* **Task directions**
Collect every line in the records below that contains the word "Limited".

== Raw data ==

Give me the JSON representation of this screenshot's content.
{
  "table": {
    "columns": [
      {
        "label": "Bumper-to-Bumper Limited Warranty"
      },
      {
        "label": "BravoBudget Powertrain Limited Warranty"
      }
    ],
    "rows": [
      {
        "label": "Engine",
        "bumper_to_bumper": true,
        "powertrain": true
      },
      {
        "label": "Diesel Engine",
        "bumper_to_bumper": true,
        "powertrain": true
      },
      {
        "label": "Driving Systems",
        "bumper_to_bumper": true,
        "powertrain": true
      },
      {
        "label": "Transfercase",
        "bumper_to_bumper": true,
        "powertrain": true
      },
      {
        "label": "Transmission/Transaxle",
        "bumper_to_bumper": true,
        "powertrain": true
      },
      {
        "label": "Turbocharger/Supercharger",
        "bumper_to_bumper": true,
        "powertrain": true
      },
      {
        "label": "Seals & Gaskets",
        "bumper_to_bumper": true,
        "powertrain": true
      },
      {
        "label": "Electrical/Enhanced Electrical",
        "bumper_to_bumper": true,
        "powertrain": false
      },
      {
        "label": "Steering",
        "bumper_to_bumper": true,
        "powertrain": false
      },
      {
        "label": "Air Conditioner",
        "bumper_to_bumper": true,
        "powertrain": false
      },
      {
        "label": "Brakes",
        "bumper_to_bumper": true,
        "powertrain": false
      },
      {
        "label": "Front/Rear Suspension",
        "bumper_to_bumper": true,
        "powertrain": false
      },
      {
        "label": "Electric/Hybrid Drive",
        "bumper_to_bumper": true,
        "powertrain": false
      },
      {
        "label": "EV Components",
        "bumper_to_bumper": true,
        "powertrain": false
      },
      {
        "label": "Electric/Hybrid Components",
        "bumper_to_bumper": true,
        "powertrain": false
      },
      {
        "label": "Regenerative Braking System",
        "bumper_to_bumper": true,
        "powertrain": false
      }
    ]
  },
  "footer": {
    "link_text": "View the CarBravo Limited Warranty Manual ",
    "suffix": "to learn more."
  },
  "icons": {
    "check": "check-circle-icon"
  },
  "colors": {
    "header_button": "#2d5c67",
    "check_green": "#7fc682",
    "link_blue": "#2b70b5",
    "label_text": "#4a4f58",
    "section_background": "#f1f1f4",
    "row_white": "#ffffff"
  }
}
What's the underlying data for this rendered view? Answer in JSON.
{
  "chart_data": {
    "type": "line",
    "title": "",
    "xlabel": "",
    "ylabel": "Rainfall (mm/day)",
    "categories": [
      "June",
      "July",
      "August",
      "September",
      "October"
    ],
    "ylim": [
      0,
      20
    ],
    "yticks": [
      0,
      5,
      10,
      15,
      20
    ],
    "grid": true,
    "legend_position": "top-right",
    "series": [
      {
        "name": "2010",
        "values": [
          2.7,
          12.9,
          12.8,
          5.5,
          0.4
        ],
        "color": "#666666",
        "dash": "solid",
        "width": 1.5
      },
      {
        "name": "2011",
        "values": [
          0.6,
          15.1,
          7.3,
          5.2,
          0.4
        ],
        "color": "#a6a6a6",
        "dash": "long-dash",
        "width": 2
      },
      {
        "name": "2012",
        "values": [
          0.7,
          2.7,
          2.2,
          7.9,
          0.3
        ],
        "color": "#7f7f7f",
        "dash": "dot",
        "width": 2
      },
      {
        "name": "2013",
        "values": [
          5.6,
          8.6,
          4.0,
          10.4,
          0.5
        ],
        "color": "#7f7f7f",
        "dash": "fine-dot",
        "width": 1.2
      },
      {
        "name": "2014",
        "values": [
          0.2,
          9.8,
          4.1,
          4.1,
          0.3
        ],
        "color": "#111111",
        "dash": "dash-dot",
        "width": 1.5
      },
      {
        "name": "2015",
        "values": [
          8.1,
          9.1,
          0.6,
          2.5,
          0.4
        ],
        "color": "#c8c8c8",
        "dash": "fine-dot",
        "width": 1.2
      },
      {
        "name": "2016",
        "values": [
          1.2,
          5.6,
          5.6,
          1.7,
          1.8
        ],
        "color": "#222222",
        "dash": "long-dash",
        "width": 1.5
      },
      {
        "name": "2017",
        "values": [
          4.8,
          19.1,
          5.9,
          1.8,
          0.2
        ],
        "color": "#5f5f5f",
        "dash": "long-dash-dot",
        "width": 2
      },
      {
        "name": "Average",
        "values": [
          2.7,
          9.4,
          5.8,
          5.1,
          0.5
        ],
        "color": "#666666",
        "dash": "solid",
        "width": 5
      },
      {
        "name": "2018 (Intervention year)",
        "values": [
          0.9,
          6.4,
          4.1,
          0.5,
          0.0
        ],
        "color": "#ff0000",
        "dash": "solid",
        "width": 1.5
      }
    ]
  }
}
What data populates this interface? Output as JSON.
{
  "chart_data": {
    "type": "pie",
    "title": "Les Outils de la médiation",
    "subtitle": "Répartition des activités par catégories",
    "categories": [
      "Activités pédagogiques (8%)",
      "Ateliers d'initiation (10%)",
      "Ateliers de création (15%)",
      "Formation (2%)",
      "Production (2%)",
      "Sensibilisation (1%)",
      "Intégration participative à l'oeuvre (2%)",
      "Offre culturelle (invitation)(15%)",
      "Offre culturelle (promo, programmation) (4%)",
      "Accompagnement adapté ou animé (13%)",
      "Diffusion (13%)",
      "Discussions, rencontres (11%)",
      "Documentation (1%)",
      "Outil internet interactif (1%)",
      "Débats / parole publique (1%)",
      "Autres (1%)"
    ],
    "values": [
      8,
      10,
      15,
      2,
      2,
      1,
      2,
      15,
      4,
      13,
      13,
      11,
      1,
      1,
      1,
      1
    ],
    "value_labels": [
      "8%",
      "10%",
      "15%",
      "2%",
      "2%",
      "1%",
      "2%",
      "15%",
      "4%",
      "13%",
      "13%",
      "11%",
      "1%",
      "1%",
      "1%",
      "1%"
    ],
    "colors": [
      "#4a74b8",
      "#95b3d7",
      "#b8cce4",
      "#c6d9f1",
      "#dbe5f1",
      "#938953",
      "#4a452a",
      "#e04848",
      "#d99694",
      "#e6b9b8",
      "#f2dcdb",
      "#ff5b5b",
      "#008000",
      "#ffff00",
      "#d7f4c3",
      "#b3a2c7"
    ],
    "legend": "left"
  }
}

===

* **Output**
        "label": "Bumper-to-Bumper Limited Warranty"
        "label": "BravoBudget Powertrain Limited Warranty"
    "link_text": "View the CarBravo Limited Warranty Manual ",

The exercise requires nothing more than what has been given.